- _Goal of the exercise_:
Each of the entries below should be written out exactly as it reads.

BEGIN Exercise material

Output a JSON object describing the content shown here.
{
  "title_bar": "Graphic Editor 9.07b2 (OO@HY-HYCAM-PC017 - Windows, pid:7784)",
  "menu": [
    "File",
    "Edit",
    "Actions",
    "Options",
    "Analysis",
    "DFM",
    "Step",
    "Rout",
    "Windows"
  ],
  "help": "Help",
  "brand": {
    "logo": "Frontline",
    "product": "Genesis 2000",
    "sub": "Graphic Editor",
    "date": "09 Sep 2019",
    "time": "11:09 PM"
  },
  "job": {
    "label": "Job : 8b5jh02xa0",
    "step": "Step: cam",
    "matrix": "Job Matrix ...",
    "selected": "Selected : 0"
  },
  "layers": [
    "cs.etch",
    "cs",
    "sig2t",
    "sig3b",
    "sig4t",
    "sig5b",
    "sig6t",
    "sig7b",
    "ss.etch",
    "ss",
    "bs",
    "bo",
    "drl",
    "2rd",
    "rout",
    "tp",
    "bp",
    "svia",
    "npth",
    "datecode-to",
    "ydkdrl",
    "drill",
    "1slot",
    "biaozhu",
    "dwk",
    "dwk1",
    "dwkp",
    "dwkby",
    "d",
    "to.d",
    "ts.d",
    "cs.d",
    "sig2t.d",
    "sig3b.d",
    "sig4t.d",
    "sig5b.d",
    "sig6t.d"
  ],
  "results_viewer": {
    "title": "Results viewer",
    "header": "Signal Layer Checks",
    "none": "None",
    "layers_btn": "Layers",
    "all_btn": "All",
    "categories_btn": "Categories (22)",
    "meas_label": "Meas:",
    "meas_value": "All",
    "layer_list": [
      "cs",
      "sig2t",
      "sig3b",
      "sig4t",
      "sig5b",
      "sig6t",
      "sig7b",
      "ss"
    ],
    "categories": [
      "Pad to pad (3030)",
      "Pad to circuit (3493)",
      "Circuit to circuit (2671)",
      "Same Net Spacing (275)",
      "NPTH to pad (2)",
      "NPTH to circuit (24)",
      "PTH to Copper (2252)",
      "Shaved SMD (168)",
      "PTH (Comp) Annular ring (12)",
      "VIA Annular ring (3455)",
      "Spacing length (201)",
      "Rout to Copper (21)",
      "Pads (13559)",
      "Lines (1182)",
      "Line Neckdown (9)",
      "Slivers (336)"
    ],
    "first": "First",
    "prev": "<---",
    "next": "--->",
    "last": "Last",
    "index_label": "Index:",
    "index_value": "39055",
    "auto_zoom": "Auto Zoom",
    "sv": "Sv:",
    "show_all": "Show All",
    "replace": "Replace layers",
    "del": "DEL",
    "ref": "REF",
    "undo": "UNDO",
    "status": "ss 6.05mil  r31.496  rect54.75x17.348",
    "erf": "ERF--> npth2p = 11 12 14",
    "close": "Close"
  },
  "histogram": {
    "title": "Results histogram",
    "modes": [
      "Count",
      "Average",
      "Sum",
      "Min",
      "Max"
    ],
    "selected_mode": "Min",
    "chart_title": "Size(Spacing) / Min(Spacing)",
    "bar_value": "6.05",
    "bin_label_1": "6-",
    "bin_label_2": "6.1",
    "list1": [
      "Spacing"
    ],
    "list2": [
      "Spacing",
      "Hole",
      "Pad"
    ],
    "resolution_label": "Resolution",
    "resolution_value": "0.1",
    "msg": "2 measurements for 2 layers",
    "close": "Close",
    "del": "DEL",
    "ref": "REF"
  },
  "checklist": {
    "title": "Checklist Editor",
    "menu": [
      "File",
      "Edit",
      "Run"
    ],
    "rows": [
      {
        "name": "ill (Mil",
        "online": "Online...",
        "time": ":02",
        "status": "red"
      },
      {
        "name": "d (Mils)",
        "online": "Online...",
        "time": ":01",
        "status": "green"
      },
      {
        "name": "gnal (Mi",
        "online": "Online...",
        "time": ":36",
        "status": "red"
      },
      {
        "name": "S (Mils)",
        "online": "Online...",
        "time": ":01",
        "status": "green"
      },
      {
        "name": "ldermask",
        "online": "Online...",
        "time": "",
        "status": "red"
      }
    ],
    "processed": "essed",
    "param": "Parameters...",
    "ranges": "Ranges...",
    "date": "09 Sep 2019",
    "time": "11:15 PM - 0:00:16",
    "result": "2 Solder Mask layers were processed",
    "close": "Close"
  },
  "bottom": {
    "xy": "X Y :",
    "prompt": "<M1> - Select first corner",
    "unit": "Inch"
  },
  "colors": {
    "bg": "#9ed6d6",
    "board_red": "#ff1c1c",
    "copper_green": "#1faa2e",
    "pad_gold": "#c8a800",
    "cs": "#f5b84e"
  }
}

END Exercise material

- _Written response_:
Output a JSON object describing the content shown here.
{
  "title_bar": "Graphic Editor 9.07b2 (OO@HY-HYCAM-PC017 - Windows, pid:7784)",
  "menu": [
    "File",
    "Edit",
    "Actions",
    "Options",
    "Analysis",
    "DFM",
    "Step",
    "Rout",
    "Windows"
  ],
  "help": "Help",
  "brand": {
    "logo": "Frontline",
    "product": "Genesis 2000",
    "sub": "Graphic Editor",
    "date": "09 Sep 2019",
    "time": "11:09 PM"
  },
  "job": {
    "label": "Job : 8b5jh02xa0",
    "step": "Step: cam",
    "matrix": "Job Matrix ...",
    "selected": "Selected : 0"
  },
  "layers": [
    "cs.etch",
    "cs",
    "sig2t",
    "sig3b",
    "sig4t",
    "sig5b",
    "sig6t",
    "sig7b",
    "ss.etch",
    "ss",
    "bs",
    "bo",
    "drl",
    "2rd",
    "rout",
    "tp",
    "bp",
    "svia",
    "npth",
    "datecode-to",
    "ydkdrl",
    "drill",
    "1slot",
    "biaozhu",
    "dwk",
    "dwk1",
    "dwkp",
    "dwkby",
    "d",
    "to.d",
    "ts.d",
    "cs.d",
    "sig2t.d",
    "sig3b.d",
    "sig4t.d",
    "sig5b.d",
    "sig6t.d"
  ],
  "results_viewer": {
    "title": "Results viewer",
    "header": "Signal Layer Checks",
    "none": "None",
    "layers_btn": "Layers",
    "all_btn": "All",
    "categories_btn": "Categories (22)",
    "meas_label": "Meas:",
    "meas_value": "All",
    "layer_list": [
      "cs",
      "sig2t",
      "sig3b",
      "sig4t",
      "sig5b",
      "sig6t",
      "sig7b",
      "ss"
    ],
    "categories": [
      "Pad to pad (3030)",
      "Pad to circuit (3493)",
      "Circuit to circuit (2671)",
      "Same Net Spacing (275)",
      "NPTH to pad (2)",
      "NPTH to circuit (24)",
      "PTH to Copper (2252)",
      "Shaved SMD (168)",
      "PTH (Comp) Annular ring (12)",
      "VIA Annular ring (3455)",
      "Spacing length (201)",
      "Rout to Copper (21)",
      "Pads (13559)",
      "Lines (1182)",
      "Line Neckdown (9)",
      "Slivers (336)"
    ],
    "first": "First",
    "prev": "<---",
    "next": "--->",
    "last": "Last",
    "index_label": "Index:",
    "index_value": "39055",
    "auto_zoom": "Auto Zoom",
    "sv": "Sv:",
    "show_all": "Show All",
    "replace": "Replace layers",
    "del": "DEL",
    "ref": "REF",
    "undo": "UNDO",
    "status": "ss 6.05mil  r31.496  rect54.75x17.348",
    "erf": "ERF--> npth2p = 11 12 14",
    "close": "Close"
  },
  "histogram": {
    "title": "Results histogram",
    "modes": [
      "Count",
      "Average",
      "Sum",
      "Min",
      "Max"
    ],
    "selected_mode": "Min",
    "chart_title": "Size(Spacing) / Min(Spacing)",
    "bar_value": "6.05",
    "bin_label_1": "6-",
    "bin_label_2": "6.1",
    "list1": [
      "Spacing"
    ],
    "list2": [
      "Spacing",
      "Hole",
      "Pad"
    ],
    "resolution_label": "Resolution",
    "resolution_value": "0.1",
    "msg": "2 measurements for 2 layers",
    "close": "Close",
    "del": "DEL",
    "ref": "REF"
  },
  "checklist": {
    "title": "Checklist Editor",
    "menu": [
      "File",
      "Edit",
      "Run"
    ],
    "rows": [
      {
        "name": "ill (Mil",
        "online": "Online...",
        "time": ":02",
        "status": "red"
      },
      {
        "name": "d (Mils)",
        "online": "Online...",
        "time": ":01",
        "status": "green"
      },
      {
        "name": "gnal (Mi",
        "online": "Online...",
        "time": ":36",
        "status": "red"
      },
      {
        "name": "S (Mils)",
        "online": "Online...",
        "time": ":01",
        "status": "green"
      },
      {
        "name": "ldermask",
        "online": "Online...",
        "time": "",
        "status": "red"
      }
    ],
    "processed": "essed",
    "param": "Parameters...",
    "ranges": "Ranges...",
    "date": "09 Sep 2019",
    "time": "11:15 PM - 0:00:16",
    "result": "2 Solder Mask layers were processed",
    "close": "Close"
  },
  "bottom": {
    "xy": "X Y :",
    "prompt": "<M1> - Select first corner",
    "unit": "Inch"
  },
  "colors": {
    "bg": "#9ed6d6",
    "board_red": "#ff1c1c",
    "copper_green": "#1faa2e",
    "pad_gold": "#c8a800",
    "cs": "#f5b84e"
  }
}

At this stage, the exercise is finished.